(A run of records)
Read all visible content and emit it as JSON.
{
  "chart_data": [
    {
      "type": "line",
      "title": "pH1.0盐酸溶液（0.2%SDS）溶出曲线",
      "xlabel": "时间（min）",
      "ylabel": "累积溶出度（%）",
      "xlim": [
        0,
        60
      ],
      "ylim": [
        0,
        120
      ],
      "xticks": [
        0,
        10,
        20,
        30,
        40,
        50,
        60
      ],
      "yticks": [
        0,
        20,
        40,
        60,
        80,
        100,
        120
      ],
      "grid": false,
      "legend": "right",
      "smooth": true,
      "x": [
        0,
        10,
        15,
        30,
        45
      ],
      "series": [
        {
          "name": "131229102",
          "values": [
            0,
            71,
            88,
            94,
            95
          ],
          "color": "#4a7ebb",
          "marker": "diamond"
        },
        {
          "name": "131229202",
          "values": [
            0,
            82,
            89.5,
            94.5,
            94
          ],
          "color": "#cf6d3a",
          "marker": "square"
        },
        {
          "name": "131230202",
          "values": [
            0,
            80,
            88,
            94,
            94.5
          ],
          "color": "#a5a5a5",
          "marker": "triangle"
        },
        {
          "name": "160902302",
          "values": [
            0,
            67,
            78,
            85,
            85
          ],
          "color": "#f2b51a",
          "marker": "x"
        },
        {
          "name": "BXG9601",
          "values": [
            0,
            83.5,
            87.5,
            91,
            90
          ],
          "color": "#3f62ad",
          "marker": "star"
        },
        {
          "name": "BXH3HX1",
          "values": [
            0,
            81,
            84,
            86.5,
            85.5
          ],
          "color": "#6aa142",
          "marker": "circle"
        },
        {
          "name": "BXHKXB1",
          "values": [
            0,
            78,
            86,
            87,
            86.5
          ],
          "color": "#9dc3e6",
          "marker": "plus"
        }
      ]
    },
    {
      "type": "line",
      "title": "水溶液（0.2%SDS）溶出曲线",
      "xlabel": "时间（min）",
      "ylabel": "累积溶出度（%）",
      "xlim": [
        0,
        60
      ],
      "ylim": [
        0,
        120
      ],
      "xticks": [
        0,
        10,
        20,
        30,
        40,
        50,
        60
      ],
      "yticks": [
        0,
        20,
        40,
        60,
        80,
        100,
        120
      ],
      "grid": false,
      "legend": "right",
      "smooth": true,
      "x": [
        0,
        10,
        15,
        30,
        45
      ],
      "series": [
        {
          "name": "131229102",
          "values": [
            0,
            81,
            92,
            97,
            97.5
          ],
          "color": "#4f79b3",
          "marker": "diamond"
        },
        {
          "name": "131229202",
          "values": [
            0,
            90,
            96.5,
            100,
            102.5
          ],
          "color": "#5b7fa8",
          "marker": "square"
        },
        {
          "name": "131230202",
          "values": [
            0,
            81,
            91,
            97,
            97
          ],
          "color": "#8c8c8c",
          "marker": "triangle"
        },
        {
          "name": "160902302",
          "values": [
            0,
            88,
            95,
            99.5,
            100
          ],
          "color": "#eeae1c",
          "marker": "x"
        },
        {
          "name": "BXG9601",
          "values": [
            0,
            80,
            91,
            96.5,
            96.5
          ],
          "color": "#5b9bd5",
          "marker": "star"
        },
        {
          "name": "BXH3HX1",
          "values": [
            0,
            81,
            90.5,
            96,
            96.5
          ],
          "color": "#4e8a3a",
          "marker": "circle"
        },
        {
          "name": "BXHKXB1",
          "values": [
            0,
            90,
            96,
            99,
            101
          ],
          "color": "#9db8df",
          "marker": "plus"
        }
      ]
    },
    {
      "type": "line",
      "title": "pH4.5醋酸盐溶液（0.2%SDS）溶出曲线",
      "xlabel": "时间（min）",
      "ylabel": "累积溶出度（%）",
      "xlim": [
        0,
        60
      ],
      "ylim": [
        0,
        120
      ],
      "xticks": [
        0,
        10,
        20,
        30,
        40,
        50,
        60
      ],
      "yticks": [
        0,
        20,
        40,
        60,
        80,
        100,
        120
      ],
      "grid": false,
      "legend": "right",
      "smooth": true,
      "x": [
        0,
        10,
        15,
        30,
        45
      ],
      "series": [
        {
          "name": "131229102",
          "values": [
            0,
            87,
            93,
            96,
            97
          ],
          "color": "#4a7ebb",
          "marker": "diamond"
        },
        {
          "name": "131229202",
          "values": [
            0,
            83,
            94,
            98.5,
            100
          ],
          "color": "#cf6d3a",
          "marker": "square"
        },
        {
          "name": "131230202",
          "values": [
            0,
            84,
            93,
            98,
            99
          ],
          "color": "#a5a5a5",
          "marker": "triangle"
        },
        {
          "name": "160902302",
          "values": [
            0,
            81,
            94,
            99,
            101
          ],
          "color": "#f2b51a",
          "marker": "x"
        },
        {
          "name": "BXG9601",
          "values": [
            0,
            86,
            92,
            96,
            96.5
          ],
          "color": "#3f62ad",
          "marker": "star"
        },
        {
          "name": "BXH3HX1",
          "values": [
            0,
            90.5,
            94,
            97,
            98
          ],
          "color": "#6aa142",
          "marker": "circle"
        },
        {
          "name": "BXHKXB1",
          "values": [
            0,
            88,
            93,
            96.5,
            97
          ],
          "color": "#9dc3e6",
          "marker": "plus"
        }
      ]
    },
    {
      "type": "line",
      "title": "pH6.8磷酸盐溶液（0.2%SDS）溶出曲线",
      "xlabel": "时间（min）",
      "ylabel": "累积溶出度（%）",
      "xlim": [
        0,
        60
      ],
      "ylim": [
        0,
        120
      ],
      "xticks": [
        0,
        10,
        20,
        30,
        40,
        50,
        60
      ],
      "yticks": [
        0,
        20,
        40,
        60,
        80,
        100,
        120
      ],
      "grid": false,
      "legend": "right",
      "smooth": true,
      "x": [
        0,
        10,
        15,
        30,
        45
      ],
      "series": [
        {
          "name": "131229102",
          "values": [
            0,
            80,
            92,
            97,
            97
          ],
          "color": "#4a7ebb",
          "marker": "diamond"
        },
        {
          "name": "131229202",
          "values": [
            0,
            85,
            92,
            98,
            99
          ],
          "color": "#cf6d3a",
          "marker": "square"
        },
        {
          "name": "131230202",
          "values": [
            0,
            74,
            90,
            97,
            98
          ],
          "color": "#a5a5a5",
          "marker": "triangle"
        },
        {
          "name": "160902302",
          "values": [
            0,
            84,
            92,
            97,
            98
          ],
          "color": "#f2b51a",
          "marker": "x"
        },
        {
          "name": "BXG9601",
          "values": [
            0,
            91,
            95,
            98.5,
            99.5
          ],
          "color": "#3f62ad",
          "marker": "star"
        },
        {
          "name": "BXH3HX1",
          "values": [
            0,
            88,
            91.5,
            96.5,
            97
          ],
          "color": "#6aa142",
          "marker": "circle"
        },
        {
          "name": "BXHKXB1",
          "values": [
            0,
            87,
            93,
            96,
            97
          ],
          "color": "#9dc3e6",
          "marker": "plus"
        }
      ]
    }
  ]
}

## The request
Reproduce the material exactly, with every line intact.

## Answer in full
Read all visible content and emit it as JSON.
{
  "chart_data": [
    {
      "type": "line",
      "title": "pH1.0盐酸溶液（0.2%SDS）溶出曲线",
      "xlabel": "时间（min）",
      "ylabel": "累积溶出度（%）",
      "xlim": [
        0,
        60
      ],
      "ylim": [
        0,
        120
      ],
      "xticks": [
        0,
        10,
        20,
        30,
        40,
        50,
        60
      ],
      "yticks": [
        0,
        20,
        40,
        60,
        80,
        100,
        120
      ],
      "grid": false,
      "legend": "right",
      "smooth": true,
      "x": [
        0,
        10,
        15,
        30,
        45
      ],
      "series": [
        {
          "name": "131229102",
          "values": [
            0,
            71,
            88,
            94,
            95
          ],
          "color": "#4a7ebb",
          "marker": "diamond"
        },
        {
          "name": "131229202",
          "values": [
            0,
            82,
            89.5,
            94.5,
            94
          ],
          "color": "#cf6d3a",
          "marker": "square"
        },
        {
          "name": "131230202",
          "values": [
            0,
            80,
            88,
            94,
            94.5
          ],
          "color": "#a5a5a5",
          "marker": "triangle"
        },
        {
          "name": "160902302",
          "values": [
            0,
            67,
            78,
            85,
            85
          ],
          "color": "#f2b51a",
          "marker": "x"
        },
        {
          "name": "BXG9601",
          "values": [
            0,
            83.5,
            87.5,
            91,
            90
          ],
          "color": "#3f62ad",
          "marker": "star"
        },
        {
          "name": "BXH3HX1",
          "values": [
            0,
            81,
            84,
            86.5,
            85.5
          ],
          "color": "#6aa142",
          "marker": "circle"
        },
        {
          "name": "BXHKXB1",
          "values": [
            0,
            78,
            86,
            87,
            86.5
          ],
          "color": "#9dc3e6",
          "marker": "plus"
        }
      ]
    },
    {
      "type": "line",
      "title": "水溶液（0.2%SDS）溶出曲线",
      "xlabel": "时间（min）",
      "ylabel": "累积溶出度（%）",
      "xlim": [
        0,
        60
      ],
      "ylim": [
        0,
        120
      ],
      "xticks": [
        0,
        10,
        20,
        30,
        40,
        50,
        60
      ],
      "yticks": [
        0,
        20,
        40,
        60,
        80,
        100,
        120
      ],
      "grid": false,
      "legend": "right",
      "smooth": true,
      "x": [
        0,
        10,
        15,
        30,
        45
      ],
      "series": [
        {
          "name": "131229102",
          "values": [
            0,
            81,
            92,
            97,
            97.5
          ],
          "color": "#4f79b3",
          "marker": "diamond"
        },
        {
          "name": "131229202",
          "values": [
            0,
            90,
            96.5,
            100,
            102.5
          ],
          "color": "#5b7fa8",
          "marker": "square"
        },
        {
          "name": "131230202",
          "values": [
            0,
            81,
            91,
            97,
            97
          ],
          "color": "#8c8c8c",
          "marker": "triangle"
        },
        {
          "name": "160902302",
          "values": [
            0,
            88,
            95,
            99.5,
            100
          ],
          "color": "#eeae1c",
          "marker": "x"
        },
        {
          "name": "BXG9601",
          "values": [
            0,
            80,
            91,
            96.5,
            96.5
          ],
          "color": "#5b9bd5",
          "marker": "star"
        },
        {
          "name": "BXH3HX1",
          "values": [
            0,
            81,
            90.5,
            96,
            96.5
          ],
          "color": "#4e8a3a",
          "marker": "circle"
        },
        {
          "name": "BXHKXB1",
          "values": [
            0,
            90,
            96,
            99,
            101
          ],
          "color": "#9db8df",
          "marker": "plus"
        }
      ]
    },
    {
      "type": "line",
      "title": "pH4.5醋酸盐溶液（0.2%SDS）溶出曲线",
      "xlabel": "时间（min）",
      "ylabel": "累积溶出度（%）",
      "xlim": [
        0,
        60
      ],
      "ylim": [
        0,
        120
      ],
      "xticks": [
        0,
        10,
        20,
        30,
        40,
        50,
        60
      ],
      "yticks": [
        0,
        20,
        40,
        60,
        80,
        100,
        120
      ],
      "grid": false,
      "legend": "right",
      "smooth": true,
      "x": [
        0,
        10,
        15,
        30,
        45
      ],
      "series": [
        {
          "name": "131229102",
          "values": [
            0,
            87,
            93,
            96,
            97
          ],
          "color": "#4a7ebb",
          "marker": "diamond"
        },
        {
          "name": "131229202",
          "values": [
            0,
            83,
            94,
            98.5,
            100
          ],
          "color": "#cf6d3a",
          "marker": "square"
        },
        {
          "name": "131230202",
          "values": [
            0,
            84,
            93,
            98,
            99
          ],
          "color": "#a5a5a5",
          "marker": "triangle"
        },
        {
          "name": "160902302",
          "values": [
            0,
            81,
            94,
            99,
            101
          ],
          "color": "#f2b51a",
          "marker": "x"
        },
        {
          "name": "BXG9601",
          "values": [
            0,
            86,
            92,
            96,
            96.5
          ],
          "color": "#3f62ad",
          "marker": "star"
        },
        {
          "name": "BXH3HX1",
          "values": [
            0,
            90.5,
            94,
            97,
            98
          ],
          "color": "#6aa142",
          "marker": "circle"
        },
        {
          "name": "BXHKXB1",
          "values": [
            0,
            88,
            93,
            96.5,
            97
          ],
          "color": "#9dc3e6",
          "marker": "plus"
        }
      ]
    },
    {
      "type": "line",
      "title": "pH6.8磷酸盐溶液（0.2%SDS）溶出曲线",
      "xlabel": "时间（min）",
      "ylabel": "累积溶出度（%）",
      "xlim": [
        0,
        60
      ],
      "ylim": [
        0,
        120
      ],
      "xticks": [
        0,
        10,
        20,
        30,
        40,
        50,
        60
      ],
      "yticks": [
        0,
        20,
        40,
        60,
        80,
        100,
        120
      ],
      "grid": false,
      "legend": "right",
      "smooth": true,
      "x": [
        0,
        10,
        15,
        30,
        45
      ],
      "series": [
        {
          "name": "131229102",
          "values": [
            0,
            80,
            92,
            97,
            97
          ],
          "color": "#4a7ebb",
          "marker": "diamond"
        },
        {
          "name": "131229202",
          "values": [
            0,
            85,
            92,
            98,
            99
          ],
          "color": "#cf6d3a",
          "marker": "square"
        },
        {
          "name": "131230202",
          "values": [
            0,
            74,
            90,
            97,
            98
          ],
          "color": "#a5a5a5",
          "marker": "triangle"
        },
        {
          "name": "160902302",
          "values": [
            0,
            84,
            92,
            97,
            98
          ],
          "color": "#f2b51a",
          "marker": "x"
        },
        {
          "name": "BXG9601",
          "values": [
            0,
            91,
            95,
            98.5,
            99.5
          ],
          "color": "#3f62ad",
          "marker": "star"
        },
        {
          "name": "BXH3HX1",
          "values": [
            0,
            88,
            91.5,
            96.5,
            97
          ],
          "color": "#6aa142",
          "marker": "circle"
        },
        {
          "name": "BXHKXB1",
          "values": [
            0,
            87,
            93,
            96,
            97
          ],
          "color": "#9dc3e6",
          "marker": "plus"
        }
      ]
    }
  ]
}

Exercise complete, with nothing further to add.